• **TEXT PASSAGE**
Last week, Leigh Tauss wrote about her not-entirely-successful efforts to buy a house in Raleigh. Lots of folks replied with their own tales of house-buying woe. Here’s a sampling.
From Jake Seaton: “My wife and I are on the other side of thirty, and it took us seven years to find and buy a house in Raleigh. We were very lucky to find what we did—beating out multiple offers, including an all-cash offer that was over our bid. We could have moved to Garner, Apex, Fuquay, what have you, and bought much sooner, but we wanted to be in Raleigh and close-ish to downtown. There’s no way anyone can buy a house in a hot housing market in ‘a few months’ unless you have $250,000 in cash. It’s frustrating, sure, but it’s the reality of urban home-buying these days.”
“There are currently twenty-five single-family homes listed (I’m sure not good condition) under $250,000 inside the Beltline,” adds Carrie Pitts-Densmore. “The problem isn’t that you need cash in a hot market (outside the Beltline, that’s mostly untrue); it’s that there isn’t enough affordable housing. And by affordable, I don’t mean just low-income.”
Andrew Snee thinks Tauss was being unrealistic: “The author is trying to buy a house inside the Beltline, in biking distance of downtown. That’s not really a test of the overall housing market.”
“And the tradeoff of not having a car in exchange for a higher house cost isn’t really possible in Raleigh because, despite some good effort, it’s not a city where it’s made at the pedestrian level,” writes Scott Dadson.
Brian Porter says we just need to build more: “A house with a big yard isn’t for everybody. We need all the options for affordable housing. Tiny homes, apartments, condos, townhouses, micro-apartments, duplexes, mobile home parks (preferably co-op), doghouse, outhouse, in-law house, just freaking build everything. Get rid of any zoning and other regulations that get in the way of affordable housing. Preserve the character of the neighborhood, my ass. Just build it all already.”

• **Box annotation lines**
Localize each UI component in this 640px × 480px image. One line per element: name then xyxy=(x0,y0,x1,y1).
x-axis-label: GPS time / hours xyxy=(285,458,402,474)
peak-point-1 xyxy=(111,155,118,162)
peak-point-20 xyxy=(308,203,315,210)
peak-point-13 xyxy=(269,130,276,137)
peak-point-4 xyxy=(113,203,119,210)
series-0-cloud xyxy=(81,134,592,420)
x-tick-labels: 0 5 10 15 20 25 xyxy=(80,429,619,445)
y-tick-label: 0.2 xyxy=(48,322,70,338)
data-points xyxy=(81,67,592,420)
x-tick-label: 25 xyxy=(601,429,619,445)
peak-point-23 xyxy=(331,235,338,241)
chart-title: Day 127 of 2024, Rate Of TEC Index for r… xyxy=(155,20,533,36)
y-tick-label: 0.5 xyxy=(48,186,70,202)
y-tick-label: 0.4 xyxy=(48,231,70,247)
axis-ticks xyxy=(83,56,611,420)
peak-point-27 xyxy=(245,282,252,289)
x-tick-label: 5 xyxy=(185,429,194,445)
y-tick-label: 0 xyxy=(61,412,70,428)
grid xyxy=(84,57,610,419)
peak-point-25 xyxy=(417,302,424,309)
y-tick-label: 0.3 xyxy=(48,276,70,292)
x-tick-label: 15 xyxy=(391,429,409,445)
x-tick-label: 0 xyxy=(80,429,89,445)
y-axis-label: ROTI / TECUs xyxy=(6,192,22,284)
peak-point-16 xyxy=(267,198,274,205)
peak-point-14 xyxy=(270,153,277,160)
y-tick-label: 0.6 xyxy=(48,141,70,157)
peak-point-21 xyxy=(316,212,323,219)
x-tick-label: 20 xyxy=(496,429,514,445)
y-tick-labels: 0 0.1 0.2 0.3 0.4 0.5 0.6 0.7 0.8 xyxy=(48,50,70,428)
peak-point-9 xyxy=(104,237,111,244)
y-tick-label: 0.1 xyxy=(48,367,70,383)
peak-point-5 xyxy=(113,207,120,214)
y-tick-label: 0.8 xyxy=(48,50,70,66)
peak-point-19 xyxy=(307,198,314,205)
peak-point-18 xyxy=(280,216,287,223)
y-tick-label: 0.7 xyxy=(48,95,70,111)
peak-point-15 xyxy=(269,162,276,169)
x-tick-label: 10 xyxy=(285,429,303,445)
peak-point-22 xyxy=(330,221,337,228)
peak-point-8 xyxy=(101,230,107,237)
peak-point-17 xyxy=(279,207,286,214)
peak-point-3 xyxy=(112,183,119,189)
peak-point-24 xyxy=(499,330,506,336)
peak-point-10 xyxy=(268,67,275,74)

• **SET TASK**
Pick up the text of reader responses about buying a house in Raleigh after its last sentence and continue it.

• **REPLY**
It’s possible commenter DWK might be willing to sell you a house in Clayton: “As Triangle home prices continue to rise, millennials will need to make compromises when shopping for homes. While you may not get a home within the Beltline, there are still good values to be found in surrounding communities like Johnston County. It may not be centrally located, but the entire Triangle is rapidly changing. Downtown Clayton used to be a ghost town in prior years, but now has many wonderful bars, breweries, and restaurants, as well as farmers markets and events. Also, millennials might find that, as they age, living downtown, with growing crowds and traffic jams, starts to lose its appeal.”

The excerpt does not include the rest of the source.